TASK INSTRUCTIONS | Give a verbatim copy of the lines below, minus the pictures.

==*==

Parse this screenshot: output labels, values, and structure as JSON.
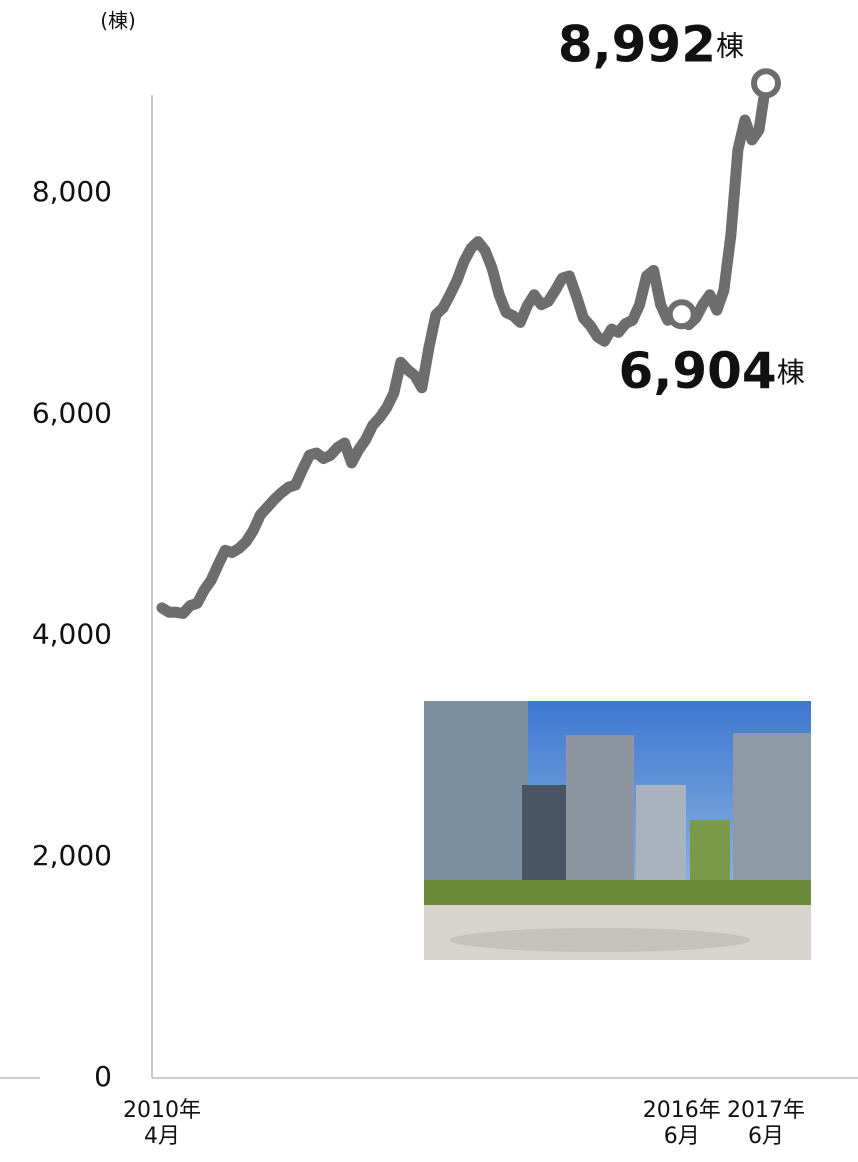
{
  "chart_data": {
    "type": "line",
    "y_unit": "(棟)",
    "categories": [
      "2010年\n4月",
      null,
      null,
      null,
      null,
      null,
      null,
      null,
      null,
      null,
      null,
      null,
      null,
      null,
      null,
      null,
      null,
      null,
      null,
      null,
      null,
      null,
      null,
      null,
      null,
      null,
      null,
      null,
      null,
      null,
      null,
      null,
      null,
      null,
      null,
      null,
      null,
      null,
      null,
      null,
      null,
      null,
      null,
      null,
      null,
      null,
      null,
      null,
      null,
      null,
      null,
      null,
      null,
      null,
      null,
      null,
      null,
      null,
      null,
      null,
      null,
      null,
      null,
      null,
      null,
      null,
      null,
      null,
      null,
      null,
      null,
      null,
      null,
      null,
      "2016年\n6月",
      null,
      null,
      null,
      null,
      null,
      null,
      null,
      null,
      null,
      null,
      null,
      "2017年\n6月"
    ],
    "values": [
      4250,
      4210,
      4210,
      4200,
      4270,
      4290,
      4410,
      4500,
      4640,
      4770,
      4750,
      4790,
      4850,
      4950,
      5090,
      5160,
      5230,
      5290,
      5340,
      5360,
      5500,
      5630,
      5650,
      5600,
      5630,
      5700,
      5740,
      5560,
      5680,
      5770,
      5900,
      5970,
      6060,
      6190,
      6470,
      6400,
      6350,
      6240,
      6600,
      6900,
      6960,
      7080,
      7210,
      7380,
      7500,
      7560,
      7480,
      7320,
      7080,
      6920,
      6890,
      6830,
      6980,
      7080,
      6990,
      7020,
      7120,
      7230,
      7250,
      7070,
      6870,
      6800,
      6700,
      6660,
      6770,
      6740,
      6820,
      6850,
      6990,
      7250,
      7300,
      6990,
      6850,
      6870,
      6904,
      6810,
      6870,
      6990,
      7080,
      6940,
      7120,
      7620,
      8390,
      8660,
      8480,
      8570,
      8992
    ],
    "color": "#6d6d6d",
    "ylim": [
      0,
      9000
    ],
    "yticks": [
      0,
      {
        "value": 2000,
        "label": "2,000"
      },
      {
        "value": 4000,
        "label": "4,000"
      },
      {
        "value": 6000,
        "label": "6,000"
      },
      {
        "value": 8000,
        "label": "8,000"
      }
    ],
    "grid": false,
    "annotations": [
      {
        "index": 86,
        "value": 8992,
        "label": "8,992",
        "unit": "棟"
      },
      {
        "index": 74,
        "value": 6904,
        "label": "6,904",
        "unit": "棟"
      }
    ]
  }
}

==*==

OUTPUT OF THE EXERCISE |
Parse this screenshot: output labels, values, and structure as JSON.
{
  "chart_data": {
    "type": "line",
    "y_unit": "(棟)",
    "categories": [
      "2010年\n4月",
      null,
      null,
      null,
      null,
      null,
      null,
      null,
      null,
      null,
      null,
      null,
      null,
      null,
      null,
      null,
      null,
      null,
      null,
      null,
      null,
      null,
      null,
      null,
      null,
      null,
      null,
      null,
      null,
      null,
      null,
      null,
      null,
      null,
      null,
      null,
      null,
      null,
      null,
      null,
      null,
      null,
      null,
      null,
      null,
      null,
      null,
      null,
      null,
      null,
      null,
      null,
      null,
      null,
      null,
      null,
      null,
      null,
      null,
      null,
      null,
      null,
      null,
      null,
      null,
      null,
      null,
      null,
      null,
      null,
      null,
      null,
      null,
      null,
      "2016年\n6月",
      null,
      null,
      null,
      null,
      null,
      null,
      null,
      null,
      null,
      null,
      null,
      "2017年\n6月"
    ],
    "values": [
      4250,
      4210,
      4210,
      4200,
      4270,
      4290,
      4410,
      4500,
      4640,
      4770,
      4750,
      4790,
      4850,
      4950,
      5090,
      5160,
      5230,
      5290,
      5340,
      5360,
      5500,
      5630,
      5650,
      5600,
      5630,
      5700,
      5740,
      5560,
      5680,
      5770,
      5900,
      5970,
      6060,
      6190,
      6470,
      6400,
      6350,
      6240,
      6600,
      6900,
      6960,
      7080,
      7210,
      7380,
      7500,
      7560,
      7480,
      7320,
      7080,
      6920,
      6890,
      6830,
      6980,
      7080,
      6990,
      7020,
      7120,
      7230,
      7250,
      7070,
      6870,
      6800,
      6700,
      6660,
      6770,
      6740,
      6820,
      6850,
      6990,
      7250,
      7300,
      6990,
      6850,
      6870,
      6904,
      6810,
      6870,
      6990,
      7080,
      6940,
      7120,
      7620,
      8390,
      8660,
      8480,
      8570,
      8992
    ],
    "color": "#6d6d6d",
    "ylim": [
      0,
      9000
    ],
    "yticks": [
      0,
      {
        "value": 2000,
        "label": "2,000"
      },
      {
        "value": 4000,
        "label": "4,000"
      },
      {
        "value": 6000,
        "label": "6,000"
      },
      {
        "value": 8000,
        "label": "8,000"
      }
    ],
    "grid": false,
    "annotations": [
      {
        "index": 86,
        "value": 8992,
        "label": "8,992",
        "unit": "棟"
      },
      {
        "index": 74,
        "value": 6904,
        "label": "6,904",
        "unit": "棟"
      }
    ]
  }
}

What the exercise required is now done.